- **TASK DATA**:
....

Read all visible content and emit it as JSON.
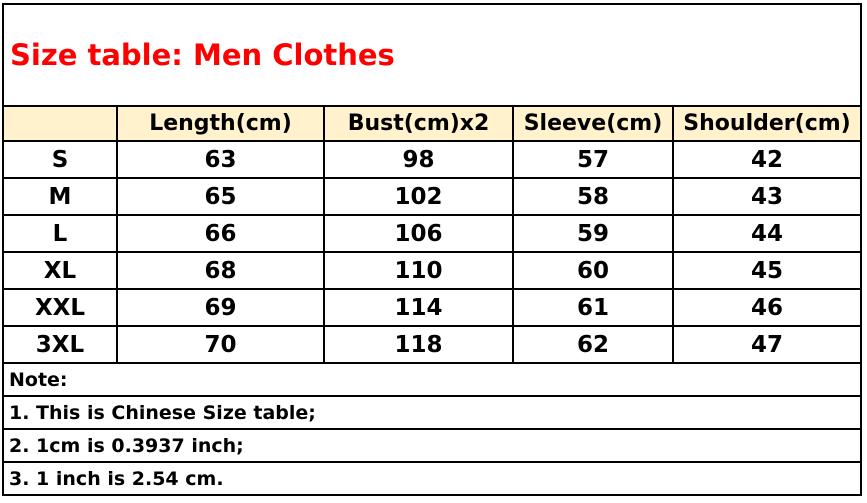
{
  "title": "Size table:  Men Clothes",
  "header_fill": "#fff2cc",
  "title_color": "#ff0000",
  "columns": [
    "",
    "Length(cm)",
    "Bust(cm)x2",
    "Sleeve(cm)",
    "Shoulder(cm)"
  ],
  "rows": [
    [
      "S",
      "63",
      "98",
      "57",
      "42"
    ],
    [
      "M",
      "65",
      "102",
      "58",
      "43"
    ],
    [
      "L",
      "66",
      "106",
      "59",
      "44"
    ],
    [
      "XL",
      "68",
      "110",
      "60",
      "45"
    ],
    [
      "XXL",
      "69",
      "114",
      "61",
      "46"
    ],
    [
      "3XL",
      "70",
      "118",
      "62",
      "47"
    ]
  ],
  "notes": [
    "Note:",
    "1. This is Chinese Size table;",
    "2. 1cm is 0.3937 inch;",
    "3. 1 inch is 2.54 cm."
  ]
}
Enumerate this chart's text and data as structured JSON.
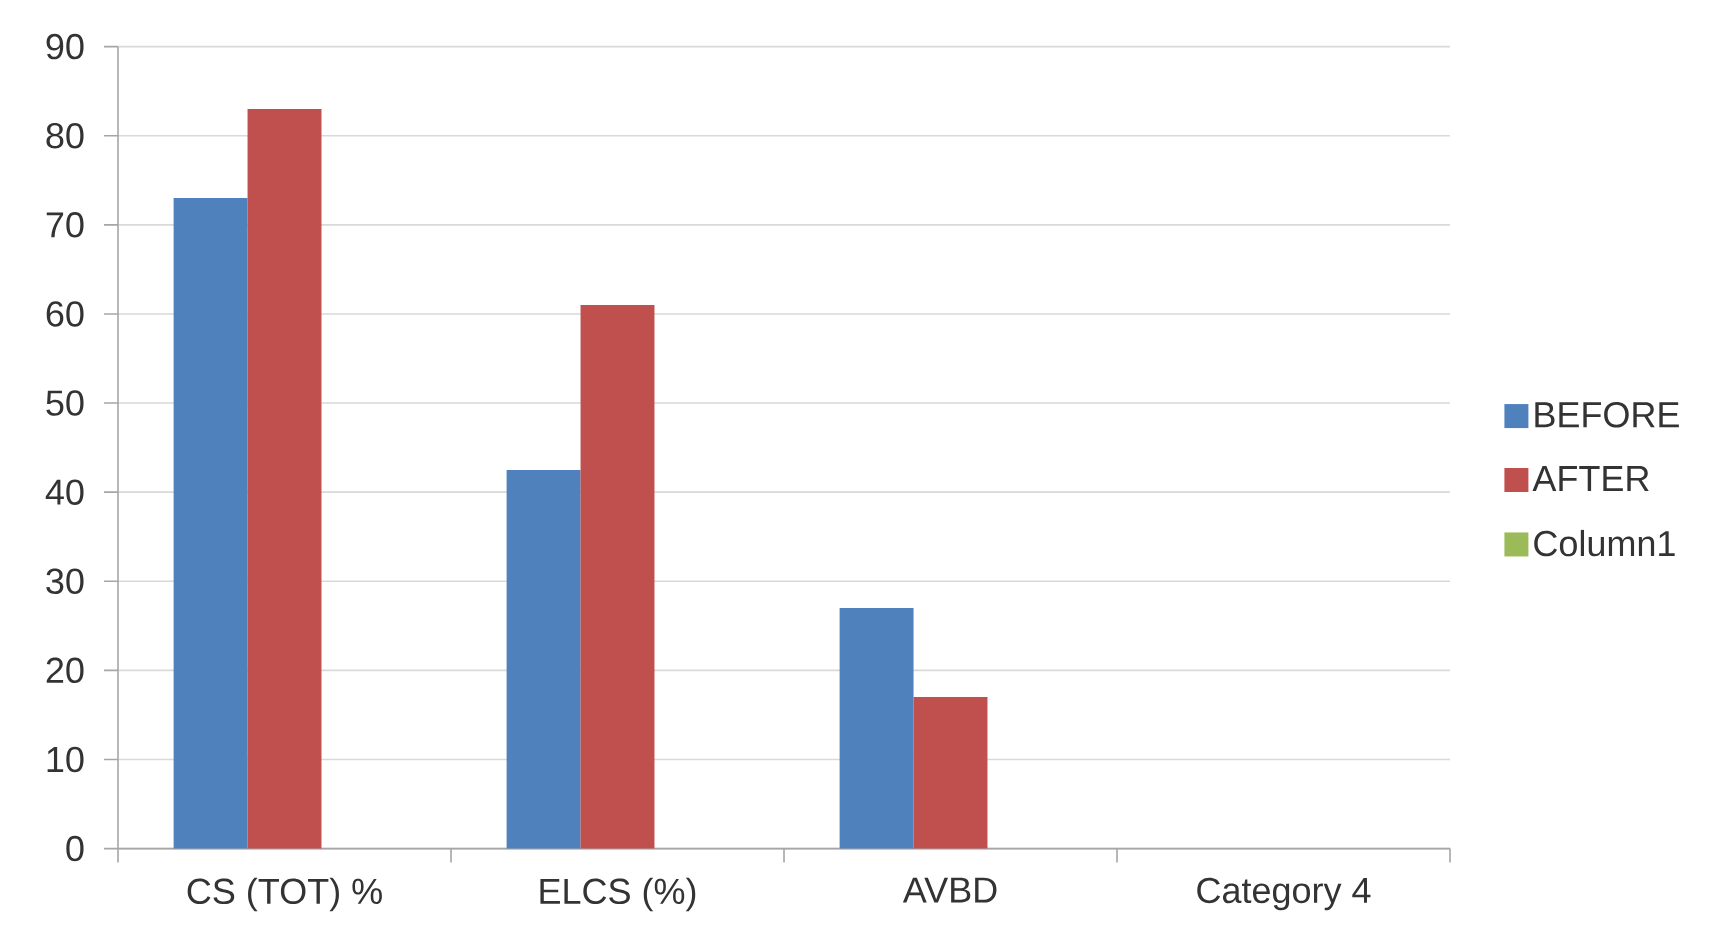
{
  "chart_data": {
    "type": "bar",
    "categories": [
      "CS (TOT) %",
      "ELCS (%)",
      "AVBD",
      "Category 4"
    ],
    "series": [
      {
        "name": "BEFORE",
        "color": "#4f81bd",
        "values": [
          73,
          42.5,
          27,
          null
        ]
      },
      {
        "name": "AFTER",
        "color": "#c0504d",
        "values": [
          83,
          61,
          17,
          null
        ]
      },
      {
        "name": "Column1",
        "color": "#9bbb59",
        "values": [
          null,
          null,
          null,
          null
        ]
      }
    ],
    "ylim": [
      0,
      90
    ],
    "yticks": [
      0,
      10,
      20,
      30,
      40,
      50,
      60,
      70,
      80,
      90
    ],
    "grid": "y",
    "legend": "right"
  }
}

....

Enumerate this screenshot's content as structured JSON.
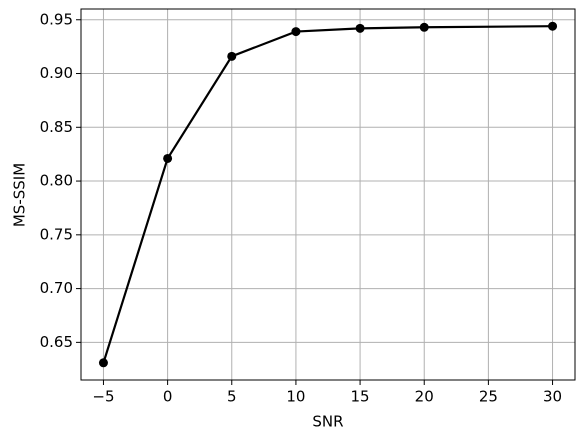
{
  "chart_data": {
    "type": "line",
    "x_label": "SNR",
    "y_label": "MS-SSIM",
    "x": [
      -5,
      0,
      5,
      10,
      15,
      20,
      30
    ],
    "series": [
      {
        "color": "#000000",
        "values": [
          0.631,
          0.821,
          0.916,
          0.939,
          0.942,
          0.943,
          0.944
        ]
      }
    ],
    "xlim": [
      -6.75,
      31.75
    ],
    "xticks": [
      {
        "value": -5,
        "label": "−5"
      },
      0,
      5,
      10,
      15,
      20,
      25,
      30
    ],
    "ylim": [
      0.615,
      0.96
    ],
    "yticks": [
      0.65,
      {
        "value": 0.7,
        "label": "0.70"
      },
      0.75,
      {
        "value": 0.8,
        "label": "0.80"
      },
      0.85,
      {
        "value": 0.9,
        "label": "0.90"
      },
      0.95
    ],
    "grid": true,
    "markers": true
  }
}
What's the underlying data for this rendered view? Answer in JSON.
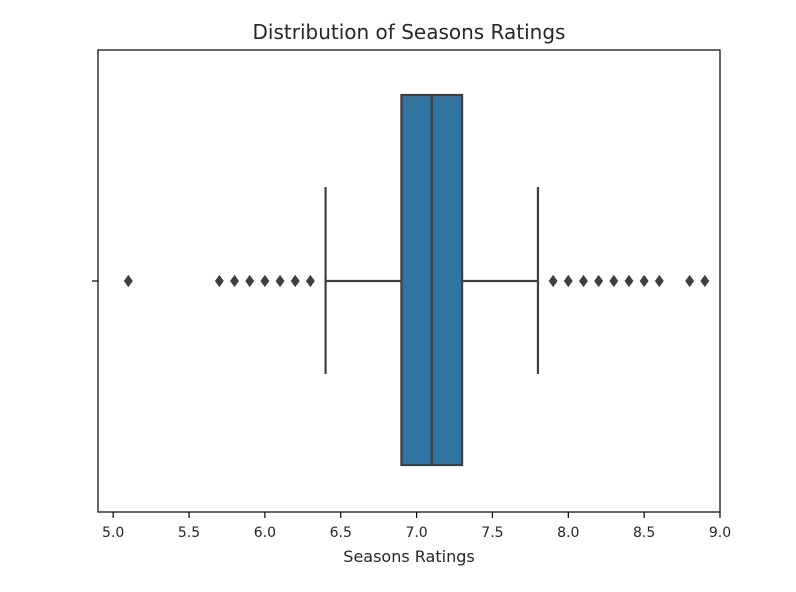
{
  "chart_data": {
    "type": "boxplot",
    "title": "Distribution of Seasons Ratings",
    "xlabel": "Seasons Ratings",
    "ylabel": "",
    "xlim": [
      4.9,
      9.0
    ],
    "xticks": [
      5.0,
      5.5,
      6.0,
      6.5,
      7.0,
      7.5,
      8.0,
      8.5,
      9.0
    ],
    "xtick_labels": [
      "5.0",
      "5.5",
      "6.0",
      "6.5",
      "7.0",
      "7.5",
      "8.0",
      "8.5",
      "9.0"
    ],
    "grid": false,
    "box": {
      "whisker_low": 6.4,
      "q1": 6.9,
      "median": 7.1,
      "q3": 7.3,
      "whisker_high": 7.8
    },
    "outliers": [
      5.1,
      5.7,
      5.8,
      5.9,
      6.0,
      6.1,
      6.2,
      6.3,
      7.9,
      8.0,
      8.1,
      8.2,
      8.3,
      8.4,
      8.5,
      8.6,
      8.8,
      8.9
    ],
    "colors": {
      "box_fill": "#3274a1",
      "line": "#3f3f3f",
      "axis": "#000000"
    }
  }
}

....

- **THE EXERCISE**: Report how many lines of the data contain the word "table", using the number alone.

- **EXERCISE RESPONSE**: 2